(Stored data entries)
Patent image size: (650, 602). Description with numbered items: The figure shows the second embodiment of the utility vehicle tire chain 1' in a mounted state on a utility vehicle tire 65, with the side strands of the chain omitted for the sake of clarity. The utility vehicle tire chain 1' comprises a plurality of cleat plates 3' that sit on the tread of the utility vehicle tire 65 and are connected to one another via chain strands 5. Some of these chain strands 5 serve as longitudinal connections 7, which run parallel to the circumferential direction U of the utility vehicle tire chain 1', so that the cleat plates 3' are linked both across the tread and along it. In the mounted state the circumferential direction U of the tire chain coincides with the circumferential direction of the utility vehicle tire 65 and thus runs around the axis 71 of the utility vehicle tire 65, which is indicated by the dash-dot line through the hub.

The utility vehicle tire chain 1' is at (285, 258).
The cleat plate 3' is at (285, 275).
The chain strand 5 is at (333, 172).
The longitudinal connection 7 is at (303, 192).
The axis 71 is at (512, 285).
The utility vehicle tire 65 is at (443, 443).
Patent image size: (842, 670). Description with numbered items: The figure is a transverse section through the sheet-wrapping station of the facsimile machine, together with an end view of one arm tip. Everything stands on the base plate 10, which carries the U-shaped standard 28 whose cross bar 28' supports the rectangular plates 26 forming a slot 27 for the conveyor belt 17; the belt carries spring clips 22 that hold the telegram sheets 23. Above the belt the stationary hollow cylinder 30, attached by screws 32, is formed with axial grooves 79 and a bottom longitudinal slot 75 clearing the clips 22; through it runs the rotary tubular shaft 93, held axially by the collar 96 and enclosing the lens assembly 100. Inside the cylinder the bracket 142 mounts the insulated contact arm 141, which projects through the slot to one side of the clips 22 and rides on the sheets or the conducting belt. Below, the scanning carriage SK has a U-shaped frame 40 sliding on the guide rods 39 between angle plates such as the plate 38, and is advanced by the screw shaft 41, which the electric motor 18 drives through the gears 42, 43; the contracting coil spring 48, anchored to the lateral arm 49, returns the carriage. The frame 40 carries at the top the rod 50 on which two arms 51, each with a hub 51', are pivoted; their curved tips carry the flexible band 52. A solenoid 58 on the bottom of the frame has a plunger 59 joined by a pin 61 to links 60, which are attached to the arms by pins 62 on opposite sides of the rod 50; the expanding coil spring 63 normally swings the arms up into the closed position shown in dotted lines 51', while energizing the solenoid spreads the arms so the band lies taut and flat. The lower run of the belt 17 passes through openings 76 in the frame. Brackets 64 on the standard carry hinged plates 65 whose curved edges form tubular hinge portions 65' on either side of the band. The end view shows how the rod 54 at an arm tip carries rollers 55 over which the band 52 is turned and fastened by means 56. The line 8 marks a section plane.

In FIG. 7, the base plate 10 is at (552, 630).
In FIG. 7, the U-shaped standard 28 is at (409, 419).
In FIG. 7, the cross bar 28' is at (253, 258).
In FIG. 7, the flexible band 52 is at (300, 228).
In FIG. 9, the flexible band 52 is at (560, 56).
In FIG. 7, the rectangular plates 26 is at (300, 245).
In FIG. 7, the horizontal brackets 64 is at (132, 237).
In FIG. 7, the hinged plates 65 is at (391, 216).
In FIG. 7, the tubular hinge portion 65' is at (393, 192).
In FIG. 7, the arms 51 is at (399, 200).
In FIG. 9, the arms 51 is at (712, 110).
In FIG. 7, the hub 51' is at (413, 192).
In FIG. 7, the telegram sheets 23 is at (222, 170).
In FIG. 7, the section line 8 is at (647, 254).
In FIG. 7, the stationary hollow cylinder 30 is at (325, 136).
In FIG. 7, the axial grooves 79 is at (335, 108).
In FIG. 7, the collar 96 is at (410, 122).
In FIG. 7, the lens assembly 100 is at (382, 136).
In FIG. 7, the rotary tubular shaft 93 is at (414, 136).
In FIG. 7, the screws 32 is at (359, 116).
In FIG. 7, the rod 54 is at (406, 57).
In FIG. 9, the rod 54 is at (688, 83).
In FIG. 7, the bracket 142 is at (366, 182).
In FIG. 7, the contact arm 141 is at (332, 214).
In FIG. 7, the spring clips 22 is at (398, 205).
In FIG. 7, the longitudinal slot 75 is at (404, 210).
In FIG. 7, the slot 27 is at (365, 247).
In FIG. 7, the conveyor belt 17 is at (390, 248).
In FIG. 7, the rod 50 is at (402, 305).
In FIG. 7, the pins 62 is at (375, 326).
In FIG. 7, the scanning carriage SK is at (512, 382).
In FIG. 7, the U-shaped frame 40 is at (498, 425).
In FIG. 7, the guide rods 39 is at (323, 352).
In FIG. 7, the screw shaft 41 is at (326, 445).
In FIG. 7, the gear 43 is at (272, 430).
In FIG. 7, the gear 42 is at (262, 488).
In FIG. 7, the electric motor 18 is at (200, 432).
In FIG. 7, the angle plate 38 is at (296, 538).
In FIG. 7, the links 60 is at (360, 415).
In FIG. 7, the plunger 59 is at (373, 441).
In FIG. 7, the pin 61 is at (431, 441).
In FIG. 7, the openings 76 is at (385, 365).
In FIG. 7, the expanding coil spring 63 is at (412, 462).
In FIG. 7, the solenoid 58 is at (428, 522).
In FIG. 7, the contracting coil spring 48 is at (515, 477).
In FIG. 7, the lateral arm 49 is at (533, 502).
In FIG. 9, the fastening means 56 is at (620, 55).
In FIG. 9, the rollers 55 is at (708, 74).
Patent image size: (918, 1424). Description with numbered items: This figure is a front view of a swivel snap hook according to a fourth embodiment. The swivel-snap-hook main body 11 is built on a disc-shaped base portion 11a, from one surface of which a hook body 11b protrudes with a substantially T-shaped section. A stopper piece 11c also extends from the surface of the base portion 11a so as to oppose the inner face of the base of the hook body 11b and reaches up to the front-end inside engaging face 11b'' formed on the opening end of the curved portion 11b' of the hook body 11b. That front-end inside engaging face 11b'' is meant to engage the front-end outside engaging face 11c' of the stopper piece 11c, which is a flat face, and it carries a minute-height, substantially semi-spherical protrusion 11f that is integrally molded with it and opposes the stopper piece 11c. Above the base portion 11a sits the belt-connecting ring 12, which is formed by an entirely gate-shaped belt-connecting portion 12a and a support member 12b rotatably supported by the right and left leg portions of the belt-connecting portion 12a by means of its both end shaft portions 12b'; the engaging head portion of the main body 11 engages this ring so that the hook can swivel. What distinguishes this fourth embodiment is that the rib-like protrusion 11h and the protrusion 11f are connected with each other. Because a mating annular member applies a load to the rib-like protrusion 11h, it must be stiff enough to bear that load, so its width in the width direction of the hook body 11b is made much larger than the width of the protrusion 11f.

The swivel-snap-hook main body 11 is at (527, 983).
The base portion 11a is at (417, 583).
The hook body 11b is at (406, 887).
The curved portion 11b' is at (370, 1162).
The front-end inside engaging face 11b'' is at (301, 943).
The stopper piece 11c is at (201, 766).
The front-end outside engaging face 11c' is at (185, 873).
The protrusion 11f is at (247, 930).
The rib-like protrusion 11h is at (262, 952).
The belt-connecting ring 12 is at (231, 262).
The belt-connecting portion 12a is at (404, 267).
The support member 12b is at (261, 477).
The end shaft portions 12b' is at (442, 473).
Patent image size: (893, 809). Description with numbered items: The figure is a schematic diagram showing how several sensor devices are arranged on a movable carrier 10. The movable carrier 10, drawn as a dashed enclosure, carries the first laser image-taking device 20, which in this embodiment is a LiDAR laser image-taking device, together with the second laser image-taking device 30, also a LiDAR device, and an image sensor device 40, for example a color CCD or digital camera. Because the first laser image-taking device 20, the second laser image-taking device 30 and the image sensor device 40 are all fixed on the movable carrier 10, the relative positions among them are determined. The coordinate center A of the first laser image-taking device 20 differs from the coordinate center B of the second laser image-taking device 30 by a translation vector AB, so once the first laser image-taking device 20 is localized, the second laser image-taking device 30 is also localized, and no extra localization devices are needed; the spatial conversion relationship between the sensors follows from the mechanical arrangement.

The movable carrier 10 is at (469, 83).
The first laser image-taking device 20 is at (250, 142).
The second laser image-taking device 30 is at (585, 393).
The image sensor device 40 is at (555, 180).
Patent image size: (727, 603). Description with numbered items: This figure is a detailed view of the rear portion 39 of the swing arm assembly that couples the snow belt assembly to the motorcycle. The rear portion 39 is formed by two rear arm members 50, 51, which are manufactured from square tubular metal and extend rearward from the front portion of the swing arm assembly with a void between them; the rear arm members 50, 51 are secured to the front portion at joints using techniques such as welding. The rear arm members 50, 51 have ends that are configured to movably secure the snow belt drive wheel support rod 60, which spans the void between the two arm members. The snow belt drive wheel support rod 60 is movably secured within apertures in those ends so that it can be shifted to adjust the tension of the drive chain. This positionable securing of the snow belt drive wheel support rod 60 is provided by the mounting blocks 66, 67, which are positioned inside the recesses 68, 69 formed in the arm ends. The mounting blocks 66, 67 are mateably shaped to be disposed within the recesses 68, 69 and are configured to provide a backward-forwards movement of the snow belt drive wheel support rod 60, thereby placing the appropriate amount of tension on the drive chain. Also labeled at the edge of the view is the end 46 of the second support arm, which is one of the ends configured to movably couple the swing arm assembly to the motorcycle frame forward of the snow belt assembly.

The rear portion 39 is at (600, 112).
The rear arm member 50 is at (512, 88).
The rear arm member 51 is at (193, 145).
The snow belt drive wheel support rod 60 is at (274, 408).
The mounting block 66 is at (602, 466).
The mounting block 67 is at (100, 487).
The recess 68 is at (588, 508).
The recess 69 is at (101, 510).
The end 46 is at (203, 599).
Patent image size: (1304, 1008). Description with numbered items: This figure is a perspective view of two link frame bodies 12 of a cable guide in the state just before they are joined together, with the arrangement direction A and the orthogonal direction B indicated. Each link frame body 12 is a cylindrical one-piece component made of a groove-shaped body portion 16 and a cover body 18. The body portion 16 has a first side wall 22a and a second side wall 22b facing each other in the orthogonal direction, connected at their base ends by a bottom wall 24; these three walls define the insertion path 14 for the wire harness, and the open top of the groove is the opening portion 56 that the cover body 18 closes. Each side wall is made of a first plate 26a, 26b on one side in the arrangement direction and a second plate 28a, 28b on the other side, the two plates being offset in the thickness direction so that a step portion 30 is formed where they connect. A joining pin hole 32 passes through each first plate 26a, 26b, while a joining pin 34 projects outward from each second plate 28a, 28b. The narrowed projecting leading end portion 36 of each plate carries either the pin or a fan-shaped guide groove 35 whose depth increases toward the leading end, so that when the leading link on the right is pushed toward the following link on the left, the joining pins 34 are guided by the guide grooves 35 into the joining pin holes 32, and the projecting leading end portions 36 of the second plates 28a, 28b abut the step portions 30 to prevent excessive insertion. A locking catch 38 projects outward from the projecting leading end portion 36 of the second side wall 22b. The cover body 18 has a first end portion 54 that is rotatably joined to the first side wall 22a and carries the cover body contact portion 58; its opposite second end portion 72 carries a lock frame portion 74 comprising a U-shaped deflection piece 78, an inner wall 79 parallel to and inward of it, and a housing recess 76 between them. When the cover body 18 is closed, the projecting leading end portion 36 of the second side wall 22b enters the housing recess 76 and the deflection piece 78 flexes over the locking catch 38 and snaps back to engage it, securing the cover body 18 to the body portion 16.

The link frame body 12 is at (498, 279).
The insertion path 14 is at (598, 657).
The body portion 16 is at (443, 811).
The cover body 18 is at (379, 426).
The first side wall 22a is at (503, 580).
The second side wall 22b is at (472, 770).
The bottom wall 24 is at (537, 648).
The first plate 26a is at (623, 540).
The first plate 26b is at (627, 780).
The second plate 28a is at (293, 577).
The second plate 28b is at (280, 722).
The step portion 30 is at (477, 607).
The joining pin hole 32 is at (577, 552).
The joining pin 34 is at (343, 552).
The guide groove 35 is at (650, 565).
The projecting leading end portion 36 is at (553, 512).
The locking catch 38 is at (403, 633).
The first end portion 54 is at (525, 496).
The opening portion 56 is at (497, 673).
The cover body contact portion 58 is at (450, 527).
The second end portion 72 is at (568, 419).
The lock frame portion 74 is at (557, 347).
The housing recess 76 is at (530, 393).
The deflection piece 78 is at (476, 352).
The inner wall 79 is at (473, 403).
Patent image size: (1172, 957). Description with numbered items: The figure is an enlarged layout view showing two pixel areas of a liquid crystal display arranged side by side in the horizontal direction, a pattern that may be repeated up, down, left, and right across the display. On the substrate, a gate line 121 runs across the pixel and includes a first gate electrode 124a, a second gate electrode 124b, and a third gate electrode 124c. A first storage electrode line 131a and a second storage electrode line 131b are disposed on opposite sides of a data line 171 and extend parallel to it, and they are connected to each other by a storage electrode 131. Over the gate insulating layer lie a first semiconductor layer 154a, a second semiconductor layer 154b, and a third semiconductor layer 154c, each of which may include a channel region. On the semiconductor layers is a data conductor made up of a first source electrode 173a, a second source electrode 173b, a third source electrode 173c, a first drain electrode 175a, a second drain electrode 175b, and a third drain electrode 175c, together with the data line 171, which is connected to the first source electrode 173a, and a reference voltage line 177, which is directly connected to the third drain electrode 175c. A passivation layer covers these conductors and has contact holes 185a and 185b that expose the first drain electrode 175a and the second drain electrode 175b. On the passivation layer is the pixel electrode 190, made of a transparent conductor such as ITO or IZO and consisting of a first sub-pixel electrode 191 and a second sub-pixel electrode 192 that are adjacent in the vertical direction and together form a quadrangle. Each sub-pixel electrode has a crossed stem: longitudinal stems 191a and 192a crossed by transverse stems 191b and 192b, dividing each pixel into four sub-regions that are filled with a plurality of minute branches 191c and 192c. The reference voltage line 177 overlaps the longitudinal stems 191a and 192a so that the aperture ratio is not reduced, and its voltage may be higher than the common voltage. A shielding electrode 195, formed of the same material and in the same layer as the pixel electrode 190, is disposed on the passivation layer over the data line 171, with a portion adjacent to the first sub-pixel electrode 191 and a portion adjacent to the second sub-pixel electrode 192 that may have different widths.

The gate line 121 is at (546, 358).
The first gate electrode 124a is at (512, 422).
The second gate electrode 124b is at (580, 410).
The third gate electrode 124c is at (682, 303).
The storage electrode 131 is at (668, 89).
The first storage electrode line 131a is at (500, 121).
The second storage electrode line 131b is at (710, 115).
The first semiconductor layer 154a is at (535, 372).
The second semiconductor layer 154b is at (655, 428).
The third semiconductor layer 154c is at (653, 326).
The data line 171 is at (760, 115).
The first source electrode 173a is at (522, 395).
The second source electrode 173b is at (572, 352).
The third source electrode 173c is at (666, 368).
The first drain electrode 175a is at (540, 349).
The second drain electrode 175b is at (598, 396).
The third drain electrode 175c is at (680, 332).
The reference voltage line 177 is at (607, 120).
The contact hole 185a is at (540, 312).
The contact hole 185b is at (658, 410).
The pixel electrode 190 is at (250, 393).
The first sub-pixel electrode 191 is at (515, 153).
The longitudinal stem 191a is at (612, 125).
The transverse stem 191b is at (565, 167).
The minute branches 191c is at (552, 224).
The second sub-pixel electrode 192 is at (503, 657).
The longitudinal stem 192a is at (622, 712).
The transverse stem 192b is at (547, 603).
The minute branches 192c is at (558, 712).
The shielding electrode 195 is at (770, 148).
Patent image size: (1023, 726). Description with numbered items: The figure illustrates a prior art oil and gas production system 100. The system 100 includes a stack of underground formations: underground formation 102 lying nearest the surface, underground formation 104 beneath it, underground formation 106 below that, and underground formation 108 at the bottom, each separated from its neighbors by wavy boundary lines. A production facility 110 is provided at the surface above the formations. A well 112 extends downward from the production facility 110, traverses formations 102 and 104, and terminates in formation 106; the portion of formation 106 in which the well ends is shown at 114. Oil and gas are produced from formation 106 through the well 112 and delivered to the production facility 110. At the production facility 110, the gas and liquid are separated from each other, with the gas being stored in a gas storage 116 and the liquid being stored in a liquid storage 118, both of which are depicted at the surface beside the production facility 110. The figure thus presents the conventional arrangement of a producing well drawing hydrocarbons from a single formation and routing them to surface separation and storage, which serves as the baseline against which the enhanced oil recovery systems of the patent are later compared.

- [Exercise]:
Reproduce the lines of the records above starting at the line containing "Patent image size: (918, 1424)." and ending at the line containing "The stopper piece 11c is at (201, 766).", with both of those lines included.

- [Output for this exercise]:
Patent image size: (918, 1424). Description with numbered items: This figure is a front view of a swivel snap hook according to a fourth embodiment. The swivel-snap-hook main body 11 is built on a disc-shaped base portion 11a, from one surface of which a hook body 11b protrudes with a substantially T-shaped section. A stopper piece 11c also extends from the surface of the base portion 11a so as to oppose the inner face of the base of the hook body 11b and reaches up to the front-end inside engaging face 11b'' formed on the opening end of the curved portion 11b' of the hook body 11b. That front-end inside engaging face 11b'' is meant to engage the front-end outside engaging face 11c' of the stopper piece 11c, which is a flat face, and it carries a minute-height, substantially semi-spherical protrusion 11f that is integrally molded with it and opposes the stopper piece 11c. Above the base portion 11a sits the belt-connecting ring 12, which is formed by an entirely gate-shaped belt-connecting portion 12a and a support member 12b rotatably supported by the right and left leg portions of the belt-connecting portion 12a by means of its both end shaft portions 12b'; the engaging head portion of the main body 11 engages this ring so that the hook can swivel. What distinguishes this fourth embodiment is that the rib-like protrusion 11h and the protrusion 11f are connected with each other. Because a mating annular member applies a load to the rib-like protrusion 11h, it must be stiff enough to bear that load, so its width in the width direction of the hook body 11b is made much larger than the width of the protrusion 11f.

The swivel-snap-hook main body 11 is at (527, 983).
The base portion 11a is at (417, 583).
The hook body 11b is at (406, 887).
The curved portion 11b' is at (370, 1162).
The front-end inside engaging face 11b'' is at (301, 943).
The stopper piece 11c is at (201, 766).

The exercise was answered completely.